- Stored data -
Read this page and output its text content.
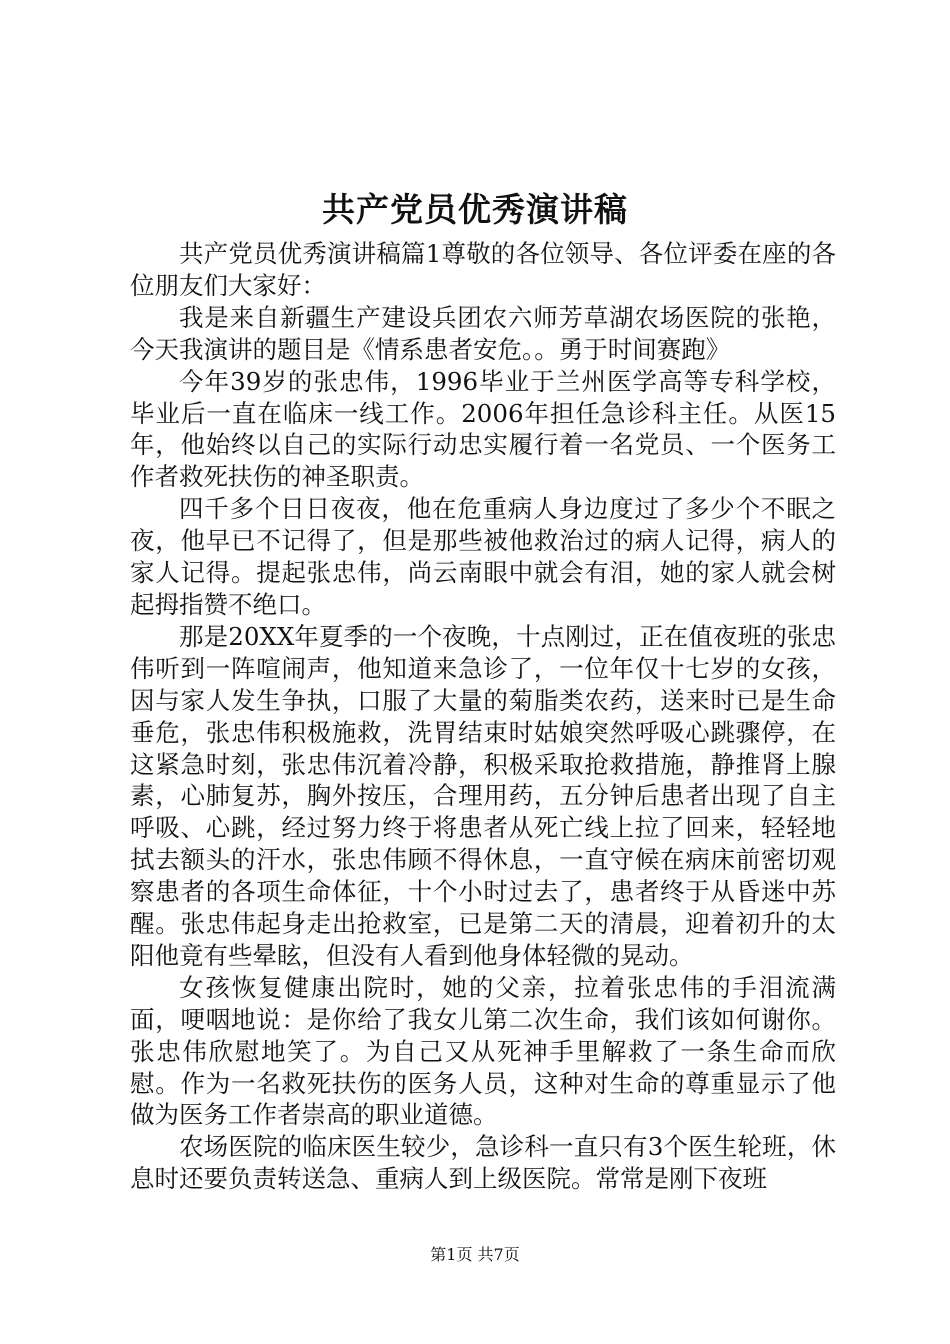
共产党员优秀演讲稿

共产党员优秀演讲稿篇1尊敬的各位领导、各位评委在座的各位朋友们大家好：

我是来自新疆生产建设兵团农六师芳草湖农场医院的张艳，今天我演讲的题目是《情系患者安危。。勇于时间赛跑》

今年39岁的张忠伟，1996毕业于兰州医学高等专科学校，毕业后一直在临床一线工作。2006年担任急诊科主任。从医15年，他始终以自己的实际行动忠实履行着一名党员、一个医务工作者救死扶伤的神圣职责。

四千多个日日夜夜，他在危重病人身边度过了多少个不眠之夜，他早已不记得了，但是那些被他救治过的病人记得，病人的家人记得。提起张忠伟，尚云南眼中就会有泪，她的家人就会树起拇指赞不绝口。

那是20XX年夏季的一个夜晚，十点刚过，正在值夜班的张忠伟听到一阵喧闹声，他知道来急诊了，一位年仅十七岁的女孩，因与家人发生争执，口服了大量的菊脂类农药，送来时已是生命垂危，张忠伟积极施救，洗胃结束时姑娘突然呼吸心跳骤停，在这紧急时刻，张忠伟沉着冷静，积极采取抢救措施，静推肾上腺素，心肺复苏，胸外按压，合理用药，五分钟后患者出现了自主呼吸、心跳，经过努力终于将患者从死亡线上拉了回来，轻轻地拭去额头的汗水，张忠伟顾不得休息，一直守候在病床前密切观察患者的各项生命体征，十个小时过去了，患者终于从昏迷中苏醒。张忠伟起身走出抢救室，已是第二天的清晨，迎着初升的太阳他竟有些晕眩，但没有人看到他身体轻微的晃动。

女孩恢复健康出院时，她的父亲，拉着张忠伟的手泪流满面，哽咽地说：是你给了我女儿第二次生命，我们该如何谢你。张忠伟欣慰地笑了。为自己又从死神手里解救了一条生命而欣慰。作为一名救死扶伤的医务人员，这种对生命的尊重显示了他做为医务工作者崇高的职业道德。

农场医院的临床医生较少，急诊科一直只有3个医生轮班，休息时还要负责转送急、重病人到上级医院。常常是刚下夜班

第1页 共7页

- Problem description -
Omit the pictures, then output the rest of the listing exactly.

- Answer to the exercise -
Read this page and output its text content.
共产党员优秀演讲稿

共产党员优秀演讲稿篇1尊敬的各位领导、各位评委在座的各位朋友们大家好：

我是来自新疆生产建设兵团农六师芳草湖农场医院的张艳，今天我演讲的题目是《情系患者安危。。勇于时间赛跑》

今年39岁的张忠伟，1996毕业于兰州医学高等专科学校，毕业后一直在临床一线工作。2006年担任急诊科主任。从医15年，他始终以自己的实际行动忠实履行着一名党员、一个医务工作者救死扶伤的神圣职责。

四千多个日日夜夜，他在危重病人身边度过了多少个不眠之夜，他早已不记得了，但是那些被他救治过的病人记得，病人的家人记得。提起张忠伟，尚云南眼中就会有泪，她的家人就会树起拇指赞不绝口。

那是20XX年夏季的一个夜晚，十点刚过，正在值夜班的张忠伟听到一阵喧闹声，他知道来急诊了，一位年仅十七岁的女孩，因与家人发生争执，口服了大量的菊脂类农药，送来时已是生命垂危，张忠伟积极施救，洗胃结束时姑娘突然呼吸心跳骤停，在这紧急时刻，张忠伟沉着冷静，积极采取抢救措施，静推肾上腺素，心肺复苏，胸外按压，合理用药，五分钟后患者出现了自主呼吸、心跳，经过努力终于将患者从死亡线上拉了回来，轻轻地拭去额头的汗水，张忠伟顾不得休息，一直守候在病床前密切观察患者的各项生命体征，十个小时过去了，患者终于从昏迷中苏醒。张忠伟起身走出抢救室，已是第二天的清晨，迎着初升的太阳他竟有些晕眩，但没有人看到他身体轻微的晃动。

女孩恢复健康出院时，她的父亲，拉着张忠伟的手泪流满面，哽咽地说：是你给了我女儿第二次生命，我们该如何谢你。张忠伟欣慰地笑了。为自己又从死神手里解救了一条生命而欣慰。作为一名救死扶伤的医务人员，这种对生命的尊重显示了他做为医务工作者崇高的职业道德。

农场医院的临床医生较少，急诊科一直只有3个医生轮班，休息时还要负责转送急、重病人到上级医院。常常是刚下夜班

第1页 共7页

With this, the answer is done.